Report only the number of lines that hold the word "frac".
START SUPPLIED DATA
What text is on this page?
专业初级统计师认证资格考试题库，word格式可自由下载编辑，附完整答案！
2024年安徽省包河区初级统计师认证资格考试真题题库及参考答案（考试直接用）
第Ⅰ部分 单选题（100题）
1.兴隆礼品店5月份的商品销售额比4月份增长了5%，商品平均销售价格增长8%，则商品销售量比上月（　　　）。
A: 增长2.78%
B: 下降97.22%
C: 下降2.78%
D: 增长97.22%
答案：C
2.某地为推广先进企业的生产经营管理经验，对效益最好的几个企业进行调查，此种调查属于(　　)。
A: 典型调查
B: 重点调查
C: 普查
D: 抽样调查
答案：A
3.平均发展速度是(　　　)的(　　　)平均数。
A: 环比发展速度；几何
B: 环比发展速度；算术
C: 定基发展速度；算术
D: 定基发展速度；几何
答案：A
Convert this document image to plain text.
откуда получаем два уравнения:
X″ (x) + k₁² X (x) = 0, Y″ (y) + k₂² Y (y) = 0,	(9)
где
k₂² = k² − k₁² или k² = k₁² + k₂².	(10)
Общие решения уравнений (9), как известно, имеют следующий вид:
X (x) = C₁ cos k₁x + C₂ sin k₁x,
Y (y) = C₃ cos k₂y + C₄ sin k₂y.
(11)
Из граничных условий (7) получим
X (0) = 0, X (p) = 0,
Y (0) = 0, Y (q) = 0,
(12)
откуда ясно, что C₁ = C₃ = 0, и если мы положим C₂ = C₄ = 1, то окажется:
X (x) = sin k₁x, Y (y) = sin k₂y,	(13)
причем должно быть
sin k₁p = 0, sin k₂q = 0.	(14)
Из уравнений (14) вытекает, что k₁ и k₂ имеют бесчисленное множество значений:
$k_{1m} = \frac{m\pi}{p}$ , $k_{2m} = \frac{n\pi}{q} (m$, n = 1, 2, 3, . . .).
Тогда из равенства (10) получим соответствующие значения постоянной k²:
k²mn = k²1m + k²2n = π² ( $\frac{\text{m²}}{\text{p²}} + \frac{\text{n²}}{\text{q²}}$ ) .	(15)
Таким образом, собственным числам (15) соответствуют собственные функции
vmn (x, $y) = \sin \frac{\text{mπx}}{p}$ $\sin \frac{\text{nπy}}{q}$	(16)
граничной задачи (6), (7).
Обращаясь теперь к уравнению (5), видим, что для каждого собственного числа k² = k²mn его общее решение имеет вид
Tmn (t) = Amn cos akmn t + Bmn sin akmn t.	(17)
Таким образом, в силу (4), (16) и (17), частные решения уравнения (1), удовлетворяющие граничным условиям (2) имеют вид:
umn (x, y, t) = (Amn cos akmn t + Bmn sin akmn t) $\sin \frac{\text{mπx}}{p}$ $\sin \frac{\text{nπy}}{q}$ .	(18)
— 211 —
END SUPPLIED DATA
- **COMPLETED EXERCISE**:
4